** START OF DATASET EXTRACT **

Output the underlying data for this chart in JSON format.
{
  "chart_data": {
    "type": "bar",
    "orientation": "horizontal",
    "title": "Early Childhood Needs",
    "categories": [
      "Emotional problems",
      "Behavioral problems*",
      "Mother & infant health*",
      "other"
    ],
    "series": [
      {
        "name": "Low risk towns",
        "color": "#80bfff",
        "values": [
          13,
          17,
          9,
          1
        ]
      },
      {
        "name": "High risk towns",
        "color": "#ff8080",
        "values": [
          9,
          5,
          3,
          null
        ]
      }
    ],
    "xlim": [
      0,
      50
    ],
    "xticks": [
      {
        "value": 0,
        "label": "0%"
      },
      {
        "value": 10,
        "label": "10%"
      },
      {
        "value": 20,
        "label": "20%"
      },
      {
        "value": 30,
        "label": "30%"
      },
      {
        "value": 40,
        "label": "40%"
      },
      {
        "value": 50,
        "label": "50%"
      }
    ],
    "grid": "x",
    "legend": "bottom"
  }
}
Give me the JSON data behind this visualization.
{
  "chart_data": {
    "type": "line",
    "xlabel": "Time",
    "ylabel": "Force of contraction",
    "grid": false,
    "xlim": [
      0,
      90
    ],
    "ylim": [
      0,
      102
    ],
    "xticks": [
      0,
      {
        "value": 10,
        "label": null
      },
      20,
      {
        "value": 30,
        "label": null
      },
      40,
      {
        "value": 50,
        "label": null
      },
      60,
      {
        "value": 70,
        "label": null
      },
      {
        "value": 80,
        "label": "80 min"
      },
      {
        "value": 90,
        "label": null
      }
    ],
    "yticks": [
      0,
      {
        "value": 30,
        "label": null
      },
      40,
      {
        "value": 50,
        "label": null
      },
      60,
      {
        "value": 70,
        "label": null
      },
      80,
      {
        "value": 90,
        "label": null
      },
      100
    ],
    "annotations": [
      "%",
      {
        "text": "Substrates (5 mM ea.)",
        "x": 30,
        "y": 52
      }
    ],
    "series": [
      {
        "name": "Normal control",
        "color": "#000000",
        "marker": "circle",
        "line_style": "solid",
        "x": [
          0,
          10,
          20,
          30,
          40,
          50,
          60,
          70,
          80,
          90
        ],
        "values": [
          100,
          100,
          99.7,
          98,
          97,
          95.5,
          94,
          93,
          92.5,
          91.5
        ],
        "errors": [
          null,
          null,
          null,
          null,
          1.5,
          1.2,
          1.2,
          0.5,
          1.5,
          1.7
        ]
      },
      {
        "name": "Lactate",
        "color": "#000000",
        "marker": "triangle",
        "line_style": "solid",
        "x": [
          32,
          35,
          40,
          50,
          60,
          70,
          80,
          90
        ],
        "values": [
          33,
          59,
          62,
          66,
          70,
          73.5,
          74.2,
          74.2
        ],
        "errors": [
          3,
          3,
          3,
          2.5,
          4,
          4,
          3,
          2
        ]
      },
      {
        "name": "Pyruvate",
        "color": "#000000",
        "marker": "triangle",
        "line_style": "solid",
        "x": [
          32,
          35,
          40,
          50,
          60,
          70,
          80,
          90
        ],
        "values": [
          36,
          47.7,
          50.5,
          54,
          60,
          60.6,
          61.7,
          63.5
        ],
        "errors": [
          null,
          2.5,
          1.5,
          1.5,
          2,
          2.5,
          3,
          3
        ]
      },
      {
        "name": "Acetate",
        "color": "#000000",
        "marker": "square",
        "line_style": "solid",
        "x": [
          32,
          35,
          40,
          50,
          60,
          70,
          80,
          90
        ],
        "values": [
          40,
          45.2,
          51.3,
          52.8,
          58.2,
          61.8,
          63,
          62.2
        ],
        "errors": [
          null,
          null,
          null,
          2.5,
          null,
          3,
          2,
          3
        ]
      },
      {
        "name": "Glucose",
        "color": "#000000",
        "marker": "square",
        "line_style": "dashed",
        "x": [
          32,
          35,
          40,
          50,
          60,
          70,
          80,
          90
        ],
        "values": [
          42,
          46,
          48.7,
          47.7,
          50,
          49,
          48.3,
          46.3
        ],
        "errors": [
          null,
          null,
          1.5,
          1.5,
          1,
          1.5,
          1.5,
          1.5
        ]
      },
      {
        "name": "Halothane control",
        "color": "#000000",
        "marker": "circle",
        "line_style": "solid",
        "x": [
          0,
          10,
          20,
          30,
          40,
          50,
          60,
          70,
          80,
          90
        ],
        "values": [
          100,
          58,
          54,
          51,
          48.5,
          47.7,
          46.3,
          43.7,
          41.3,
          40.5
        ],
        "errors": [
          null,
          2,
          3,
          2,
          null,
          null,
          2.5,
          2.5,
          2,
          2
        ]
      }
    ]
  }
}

** END OF DATASET EXTRACT **

[EXERCISE] Reproduce all data above, unchanged.

[ANSWER IN FULL]
Output the underlying data for this chart in JSON format.
{
  "chart_data": {
    "type": "bar",
    "orientation": "horizontal",
    "title": "Early Childhood Needs",
    "categories": [
      "Emotional problems",
      "Behavioral problems*",
      "Mother & infant health*",
      "other"
    ],
    "series": [
      {
        "name": "Low risk towns",
        "color": "#80bfff",
        "values": [
          13,
          17,
          9,
          1
        ]
      },
      {
        "name": "High risk towns",
        "color": "#ff8080",
        "values": [
          9,
          5,
          3,
          null
        ]
      }
    ],
    "xlim": [
      0,
      50
    ],
    "xticks": [
      {
        "value": 0,
        "label": "0%"
      },
      {
        "value": 10,
        "label": "10%"
      },
      {
        "value": 20,
        "label": "20%"
      },
      {
        "value": 30,
        "label": "30%"
      },
      {
        "value": 40,
        "label": "40%"
      },
      {
        "value": 50,
        "label": "50%"
      }
    ],
    "grid": "x",
    "legend": "bottom"
  }
}
Give me the JSON data behind this visualization.
{
  "chart_data": {
    "type": "line",
    "xlabel": "Time",
    "ylabel": "Force of contraction",
    "grid": false,
    "xlim": [
      0,
      90
    ],
    "ylim": [
      0,
      102
    ],
    "xticks": [
      0,
      {
        "value": 10,
        "label": null
      },
      20,
      {
        "value": 30,
        "label": null
      },
      40,
      {
        "value": 50,
        "label": null
      },
      60,
      {
        "value": 70,
        "label": null
      },
      {
        "value": 80,
        "label": "80 min"
      },
      {
        "value": 90,
        "label": null
      }
    ],
    "yticks": [
      0,
      {
        "value": 30,
        "label": null
      },
      40,
      {
        "value": 50,
        "label": null
      },
      60,
      {
        "value": 70,
        "label": null
      },
      80,
      {
        "value": 90,
        "label": null
      },
      100
    ],
    "annotations": [
      "%",
      {
        "text": "Substrates (5 mM ea.)",
        "x": 30,
        "y": 52
      }
    ],
    "series": [
      {
        "name": "Normal control",
        "color": "#000000",
        "marker": "circle",
        "line_style": "solid",
        "x": [
          0,
          10,
          20,
          30,
          40,
          50,
          60,
          70,
          80,
          90
        ],
        "values": [
          100,
          100,
          99.7,
          98,
          97,
          95.5,
          94,
          93,
          92.5,
          91.5
        ],
        "errors": [
          null,
          null,
          null,
          null,
          1.5,
          1.2,
          1.2,
          0.5,
          1.5,
          1.7
        ]
      },
      {
        "name": "Lactate",
        "color": "#000000",
        "marker": "triangle",
        "line_style": "solid",
        "x": [
          32,
          35,
          40,
          50,
          60,
          70,
          80,
          90
        ],
        "values": [
          33,
          59,
          62,
          66,
          70,
          73.5,
          74.2,
          74.2
        ],
        "errors": [
          3,
          3,
          3,
          2.5,
          4,
          4,
          3,
          2
        ]
      },
      {
        "name": "Pyruvate",
        "color": "#000000",
        "marker": "triangle",
        "line_style": "solid",
        "x": [
          32,
          35,
          40,
          50,
          60,
          70,
          80,
          90
        ],
        "values": [
          36,
          47.7,
          50.5,
          54,
          60,
          60.6,
          61.7,
          63.5
        ],
        "errors": [
          null,
          2.5,
          1.5,
          1.5,
          2,
          2.5,
          3,
          3
        ]
      },
      {
        "name": "Acetate",
        "color": "#000000",
        "marker": "square",
        "line_style": "solid",
        "x": [
          32,
          35,
          40,
          50,
          60,
          70,
          80,
          90
        ],
        "values": [
          40,
          45.2,
          51.3,
          52.8,
          58.2,
          61.8,
          63,
          62.2
        ],
        "errors": [
          null,
          null,
          null,
          2.5,
          null,
          3,
          2,
          3
        ]
      },
      {
        "name": "Glucose",
        "color": "#000000",
        "marker": "square",
        "line_style": "dashed",
        "x": [
          32,
          35,
          40,
          50,
          60,
          70,
          80,
          90
        ],
        "values": [
          42,
          46,
          48.7,
          47.7,
          50,
          49,
          48.3,
          46.3
        ],
        "errors": [
          null,
          null,
          1.5,
          1.5,
          1,
          1.5,
          1.5,
          1.5
        ]
      },
      {
        "name": "Halothane control",
        "color": "#000000",
        "marker": "circle",
        "line_style": "solid",
        "x": [
          0,
          10,
          20,
          30,
          40,
          50,
          60,
          70,
          80,
          90
        ],
        "values": [
          100,
          58,
          54,
          51,
          48.5,
          47.7,
          46.3,
          43.7,
          41.3,
          40.5
        ],
        "errors": [
          null,
          2,
          3,
          2,
          null,
          null,
          2.5,
          2.5,
          2,
          2
        ]
      }
    ]
  }
}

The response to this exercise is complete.